* **SET TASK**:
Can you retype every line of the items below, character for character and in the same order?

* **THE INPUT**:
+ + + + +
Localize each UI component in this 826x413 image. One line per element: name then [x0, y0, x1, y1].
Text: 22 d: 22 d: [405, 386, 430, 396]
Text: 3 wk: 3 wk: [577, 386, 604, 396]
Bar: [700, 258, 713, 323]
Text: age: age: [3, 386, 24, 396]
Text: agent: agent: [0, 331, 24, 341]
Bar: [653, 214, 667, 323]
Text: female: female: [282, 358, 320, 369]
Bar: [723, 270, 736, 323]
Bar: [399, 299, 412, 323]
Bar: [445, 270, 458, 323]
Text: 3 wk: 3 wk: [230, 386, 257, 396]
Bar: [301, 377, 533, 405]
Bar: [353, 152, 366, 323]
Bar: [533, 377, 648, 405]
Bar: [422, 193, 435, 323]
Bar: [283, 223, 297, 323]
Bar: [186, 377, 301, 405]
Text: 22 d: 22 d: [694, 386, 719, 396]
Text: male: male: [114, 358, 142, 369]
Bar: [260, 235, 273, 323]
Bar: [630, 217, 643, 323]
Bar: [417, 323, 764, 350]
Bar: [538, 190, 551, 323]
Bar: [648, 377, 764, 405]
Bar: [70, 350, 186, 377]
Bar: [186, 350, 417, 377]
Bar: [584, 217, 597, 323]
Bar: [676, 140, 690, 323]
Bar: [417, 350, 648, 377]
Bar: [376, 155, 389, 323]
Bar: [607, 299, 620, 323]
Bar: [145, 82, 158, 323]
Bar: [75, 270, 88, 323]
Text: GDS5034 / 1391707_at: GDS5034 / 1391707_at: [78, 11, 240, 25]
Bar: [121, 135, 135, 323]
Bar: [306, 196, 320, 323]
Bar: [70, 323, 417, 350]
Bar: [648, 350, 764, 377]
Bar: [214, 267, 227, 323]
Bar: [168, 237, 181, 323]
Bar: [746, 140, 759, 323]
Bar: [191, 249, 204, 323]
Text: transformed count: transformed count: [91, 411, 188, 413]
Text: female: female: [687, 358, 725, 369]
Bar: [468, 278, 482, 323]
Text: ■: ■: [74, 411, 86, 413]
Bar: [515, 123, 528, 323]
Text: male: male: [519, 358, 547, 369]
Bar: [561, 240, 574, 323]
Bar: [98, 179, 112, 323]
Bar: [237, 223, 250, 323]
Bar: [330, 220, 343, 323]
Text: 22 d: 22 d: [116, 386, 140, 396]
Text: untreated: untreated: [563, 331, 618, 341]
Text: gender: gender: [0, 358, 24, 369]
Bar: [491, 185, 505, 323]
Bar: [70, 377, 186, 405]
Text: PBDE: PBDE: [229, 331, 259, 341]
+ + + + +
* **SOLUTION TO THIS PROBLEM**:
Localize each UI component in this 826x413 image. One line per element: name then [x0, y0, x1, y1].
Text: 22 d: 22 d: [405, 386, 430, 396]
Text: 3 wk: 3 wk: [577, 386, 604, 396]
Bar: [700, 258, 713, 323]
Text: age: age: [3, 386, 24, 396]
Text: agent: agent: [0, 331, 24, 341]
Bar: [653, 214, 667, 323]
Text: female: female: [282, 358, 320, 369]
Bar: [723, 270, 736, 323]
Bar: [399, 299, 412, 323]
Bar: [445, 270, 458, 323]
Text: 3 wk: 3 wk: [230, 386, 257, 396]
Bar: [301, 377, 533, 405]
Bar: [353, 152, 366, 323]
Bar: [533, 377, 648, 405]
Bar: [422, 193, 435, 323]
Bar: [283, 223, 297, 323]
Bar: [186, 377, 301, 405]
Text: 22 d: 22 d: [694, 386, 719, 396]
Text: male: male: [114, 358, 142, 369]
Bar: [260, 235, 273, 323]
Bar: [630, 217, 643, 323]
Bar: [417, 323, 764, 350]
Bar: [538, 190, 551, 323]
Bar: [648, 377, 764, 405]
Bar: [70, 350, 186, 377]
Bar: [186, 350, 417, 377]
Bar: [584, 217, 597, 323]
Bar: [676, 140, 690, 323]
Bar: [417, 350, 648, 377]
Bar: [376, 155, 389, 323]
Bar: [607, 299, 620, 323]
Bar: [145, 82, 158, 323]
Bar: [75, 270, 88, 323]
Text: GDS5034 / 1391707_at: GDS5034 / 1391707_at: [78, 11, 240, 25]
Bar: [121, 135, 135, 323]
Bar: [306, 196, 320, 323]
Bar: [70, 323, 417, 350]
Bar: [648, 350, 764, 377]
Bar: [214, 267, 227, 323]
Bar: [168, 237, 181, 323]
Bar: [746, 140, 759, 323]
Bar: [191, 249, 204, 323]
Text: transformed count: transformed count: [91, 411, 188, 413]
Text: female: female: [687, 358, 725, 369]
Bar: [468, 278, 482, 323]
Text: ■: ■: [74, 411, 86, 413]
Bar: [515, 123, 528, 323]
Text: male: male: [519, 358, 547, 369]
Bar: [561, 240, 574, 323]
Bar: [98, 179, 112, 323]
Bar: [237, 223, 250, 323]
Bar: [330, 220, 343, 323]
Text: 22 d: 22 d: [116, 386, 140, 396]
Text: untreated: untreated: [563, 331, 618, 341]
Text: gender: gender: [0, 358, 24, 369]
Bar: [491, 185, 505, 323]
Bar: [70, 377, 186, 405]
Text: PBDE: PBDE: [229, 331, 259, 341]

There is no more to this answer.